▶ **What to do**
Rewrite the microbiota passage, beginning at "Firstly, it must" and stopping after "system, and metabolism.", with "host" changed to "organism" each time it appears.

▶ **Given passage**
Firstly, it must be emphasized that the microbiota is our most substantial environmental exposure. They represent an enormous potential threat to survival, a threat to which the evolution of both the host and the microbes has adapted over the past several million years. Thus, it is critical that the host tolerates beneficial organisms, and that pathogens do not acquire immune tolerance. It is similarly vital for the microbes that we tolerate them. These inter-relationships are the foundation for the influences of the microbiota on immune systems. We propose several interactions by which the microbiota may impact stroke and VCI in humans. Mechanisms involved in these interactions include innate and adaptive immunity, epigenetic alteration of protein expression, proteostasis, hematopoiesis, coagulation, hormone secretion, autonomic nerve system, and metabolism.

Secondly, in particular, we have shown the differences in the microbiota and host defense systems between the GI tract and oral cavity, suggesting the concept of “Microbiota–Oral–Brain Axis,” which is distinct from the “Microbiota–Gut–Brain Axis.” The role of the “Microbiota–Gut–Brain Axis” in human health is receiving increasing scientific and public attention. However, the influence of “Microbiota–Oral–Brain Axis” has not yet been properly recognized for its importance. According to the U.S. National Library of Medicine, PubMed database, there were 22,349 citations for “microbiota” and “gut,” while there were only 4743 citations for “microbiota” and “oral” (4 February 2020). Bidirectional gut–brain interactions involve several signaling molecules, immune mediators, and gut hormones by the microbiota. Conversely, considering that the nasal and oral cavities are anatomically close to the brain, microbiota and their metabolites can have direct influences through the blood, the cranial nerves and the central nervous system.

(Structured page parsing data)
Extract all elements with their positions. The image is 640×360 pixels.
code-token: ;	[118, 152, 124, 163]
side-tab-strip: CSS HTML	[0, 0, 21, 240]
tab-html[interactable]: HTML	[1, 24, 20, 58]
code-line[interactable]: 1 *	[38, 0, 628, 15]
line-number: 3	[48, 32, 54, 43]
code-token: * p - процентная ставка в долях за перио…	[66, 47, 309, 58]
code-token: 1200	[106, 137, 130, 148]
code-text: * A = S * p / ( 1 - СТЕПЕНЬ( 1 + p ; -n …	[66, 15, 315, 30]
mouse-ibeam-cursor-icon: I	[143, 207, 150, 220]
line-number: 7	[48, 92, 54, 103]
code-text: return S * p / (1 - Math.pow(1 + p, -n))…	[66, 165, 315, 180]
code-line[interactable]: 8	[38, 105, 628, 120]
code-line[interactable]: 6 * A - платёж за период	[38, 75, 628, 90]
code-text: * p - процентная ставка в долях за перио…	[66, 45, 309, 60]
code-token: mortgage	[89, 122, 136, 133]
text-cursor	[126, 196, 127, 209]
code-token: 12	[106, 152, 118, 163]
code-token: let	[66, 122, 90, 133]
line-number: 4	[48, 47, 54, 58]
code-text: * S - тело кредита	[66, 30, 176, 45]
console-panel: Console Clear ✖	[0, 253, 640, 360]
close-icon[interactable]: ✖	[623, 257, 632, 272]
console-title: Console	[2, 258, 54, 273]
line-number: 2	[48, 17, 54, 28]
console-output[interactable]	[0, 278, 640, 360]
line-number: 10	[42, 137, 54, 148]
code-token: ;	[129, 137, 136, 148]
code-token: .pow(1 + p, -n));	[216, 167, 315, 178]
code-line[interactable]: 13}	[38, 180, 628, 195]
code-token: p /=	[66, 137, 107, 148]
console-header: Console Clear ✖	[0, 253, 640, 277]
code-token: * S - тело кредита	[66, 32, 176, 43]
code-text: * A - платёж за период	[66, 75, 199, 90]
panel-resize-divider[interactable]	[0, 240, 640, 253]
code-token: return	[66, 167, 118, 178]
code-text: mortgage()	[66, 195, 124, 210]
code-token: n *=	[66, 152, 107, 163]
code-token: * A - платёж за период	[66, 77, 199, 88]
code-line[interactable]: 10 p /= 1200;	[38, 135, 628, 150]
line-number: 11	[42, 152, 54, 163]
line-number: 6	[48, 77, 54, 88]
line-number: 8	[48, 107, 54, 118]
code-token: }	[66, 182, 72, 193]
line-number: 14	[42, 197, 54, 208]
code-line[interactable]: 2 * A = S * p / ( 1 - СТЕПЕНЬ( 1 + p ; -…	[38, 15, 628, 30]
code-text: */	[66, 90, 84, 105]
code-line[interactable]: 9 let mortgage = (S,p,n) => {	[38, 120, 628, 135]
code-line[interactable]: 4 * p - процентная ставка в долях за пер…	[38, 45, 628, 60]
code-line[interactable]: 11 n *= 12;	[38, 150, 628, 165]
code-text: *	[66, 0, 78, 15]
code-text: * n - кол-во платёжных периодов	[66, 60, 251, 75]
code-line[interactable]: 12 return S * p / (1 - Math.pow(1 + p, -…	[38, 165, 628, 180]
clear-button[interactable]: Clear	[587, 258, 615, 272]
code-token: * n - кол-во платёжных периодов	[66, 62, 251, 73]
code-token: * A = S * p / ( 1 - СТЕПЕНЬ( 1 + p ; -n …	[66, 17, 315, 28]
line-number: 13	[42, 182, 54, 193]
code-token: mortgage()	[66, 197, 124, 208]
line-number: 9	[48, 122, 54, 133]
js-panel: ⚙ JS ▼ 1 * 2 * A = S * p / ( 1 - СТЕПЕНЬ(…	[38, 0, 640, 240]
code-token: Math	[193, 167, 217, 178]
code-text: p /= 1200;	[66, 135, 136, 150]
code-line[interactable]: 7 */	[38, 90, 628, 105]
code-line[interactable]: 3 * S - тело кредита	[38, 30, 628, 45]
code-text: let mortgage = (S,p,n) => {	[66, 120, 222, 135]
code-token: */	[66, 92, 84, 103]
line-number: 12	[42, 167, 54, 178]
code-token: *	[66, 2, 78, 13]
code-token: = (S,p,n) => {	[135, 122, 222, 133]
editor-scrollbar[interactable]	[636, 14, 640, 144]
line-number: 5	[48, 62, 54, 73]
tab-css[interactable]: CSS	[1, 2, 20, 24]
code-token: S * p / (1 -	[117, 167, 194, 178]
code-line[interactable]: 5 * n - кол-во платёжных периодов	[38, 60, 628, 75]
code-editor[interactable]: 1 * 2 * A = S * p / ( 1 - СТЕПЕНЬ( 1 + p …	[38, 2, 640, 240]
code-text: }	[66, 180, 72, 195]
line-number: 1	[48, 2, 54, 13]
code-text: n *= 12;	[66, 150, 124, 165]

▶ **Result of the task**
Firstly, it must be emphasized that the microbiota is our most substantial environmental exposure. They represent an enormous potential threat to survival, a threat to which the evolution of both the organism and the microbes has adapted over the past several million years. Thus, it is critical that the organism tolerates beneficial organisms, and that pathogens do not acquire immune tolerance. It is similarly vital for the microbes that we tolerate them. These inter-relationships are the foundation for the influences of the microbiota on immune systems. We propose several interactions by which the microbiota may impact stroke and VCI in humans. Mechanisms involved in these interactions include innate and adaptive immunity, epigenetic alteration of protein expression, proteostasis, hematopoiesis, coagulation, hormone secretion, autonomic nerve system, and metabolism.